== GIVEN INSTRUCTION ==
Any picture among the records should be left out, please; retype the rest exactly.

Lines of data:
[BEGIN]
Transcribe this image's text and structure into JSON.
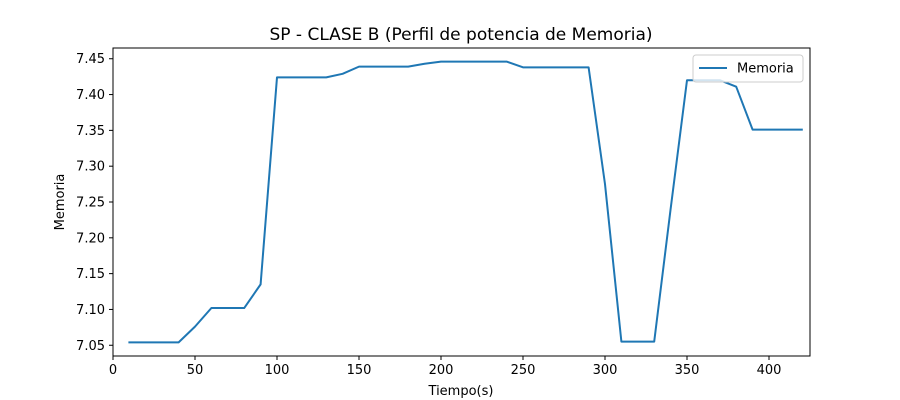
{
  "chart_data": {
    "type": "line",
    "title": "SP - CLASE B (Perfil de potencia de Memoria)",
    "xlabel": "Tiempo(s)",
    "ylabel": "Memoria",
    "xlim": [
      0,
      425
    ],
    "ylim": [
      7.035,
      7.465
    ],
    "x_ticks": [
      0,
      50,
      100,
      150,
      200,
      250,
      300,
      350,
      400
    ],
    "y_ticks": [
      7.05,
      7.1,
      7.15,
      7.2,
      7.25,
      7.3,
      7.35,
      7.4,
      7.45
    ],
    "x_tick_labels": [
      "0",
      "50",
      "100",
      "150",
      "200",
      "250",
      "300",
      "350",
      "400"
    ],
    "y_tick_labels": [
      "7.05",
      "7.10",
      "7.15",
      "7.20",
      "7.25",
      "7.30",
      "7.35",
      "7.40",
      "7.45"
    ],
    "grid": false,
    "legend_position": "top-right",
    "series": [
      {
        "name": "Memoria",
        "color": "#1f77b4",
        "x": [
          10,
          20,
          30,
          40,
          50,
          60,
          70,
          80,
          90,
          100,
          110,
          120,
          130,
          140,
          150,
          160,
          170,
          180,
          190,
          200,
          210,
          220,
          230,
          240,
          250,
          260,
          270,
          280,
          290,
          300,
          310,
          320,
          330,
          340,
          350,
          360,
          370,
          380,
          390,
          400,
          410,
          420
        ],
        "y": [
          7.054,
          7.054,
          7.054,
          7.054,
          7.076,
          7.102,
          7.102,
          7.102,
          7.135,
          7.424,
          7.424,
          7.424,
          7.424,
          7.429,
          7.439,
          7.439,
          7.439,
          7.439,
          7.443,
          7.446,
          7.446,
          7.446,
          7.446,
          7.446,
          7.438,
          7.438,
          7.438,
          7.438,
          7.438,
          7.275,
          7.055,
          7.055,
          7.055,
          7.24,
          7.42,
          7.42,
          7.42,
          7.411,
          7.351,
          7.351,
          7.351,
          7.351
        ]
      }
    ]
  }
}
[END]
== REPLY TO THE TASK ==
Transcribe this image's text and structure into JSON.
{
  "chart_data": {
    "type": "line",
    "title": "SP - CLASE B (Perfil de potencia de Memoria)",
    "xlabel": "Tiempo(s)",
    "ylabel": "Memoria",
    "xlim": [
      0,
      425
    ],
    "ylim": [
      7.035,
      7.465
    ],
    "x_ticks": [
      0,
      50,
      100,
      150,
      200,
      250,
      300,
      350,
      400
    ],
    "y_ticks": [
      7.05,
      7.1,
      7.15,
      7.2,
      7.25,
      7.3,
      7.35,
      7.4,
      7.45
    ],
    "x_tick_labels": [
      "0",
      "50",
      "100",
      "150",
      "200",
      "250",
      "300",
      "350",
      "400"
    ],
    "y_tick_labels": [
      "7.05",
      "7.10",
      "7.15",
      "7.20",
      "7.25",
      "7.30",
      "7.35",
      "7.40",
      "7.45"
    ],
    "grid": false,
    "legend_position": "top-right",
    "series": [
      {
        "name": "Memoria",
        "color": "#1f77b4",
        "x": [
          10,
          20,
          30,
          40,
          50,
          60,
          70,
          80,
          90,
          100,
          110,
          120,
          130,
          140,
          150,
          160,
          170,
          180,
          190,
          200,
          210,
          220,
          230,
          240,
          250,
          260,
          270,
          280,
          290,
          300,
          310,
          320,
          330,
          340,
          350,
          360,
          370,
          380,
          390,
          400,
          410,
          420
        ],
        "y": [
          7.054,
          7.054,
          7.054,
          7.054,
          7.076,
          7.102,
          7.102,
          7.102,
          7.135,
          7.424,
          7.424,
          7.424,
          7.424,
          7.429,
          7.439,
          7.439,
          7.439,
          7.439,
          7.443,
          7.446,
          7.446,
          7.446,
          7.446,
          7.446,
          7.438,
          7.438,
          7.438,
          7.438,
          7.438,
          7.275,
          7.055,
          7.055,
          7.055,
          7.24,
          7.42,
          7.42,
          7.42,
          7.411,
          7.351,
          7.351,
          7.351,
          7.351
        ]
      }
    ]
  }
}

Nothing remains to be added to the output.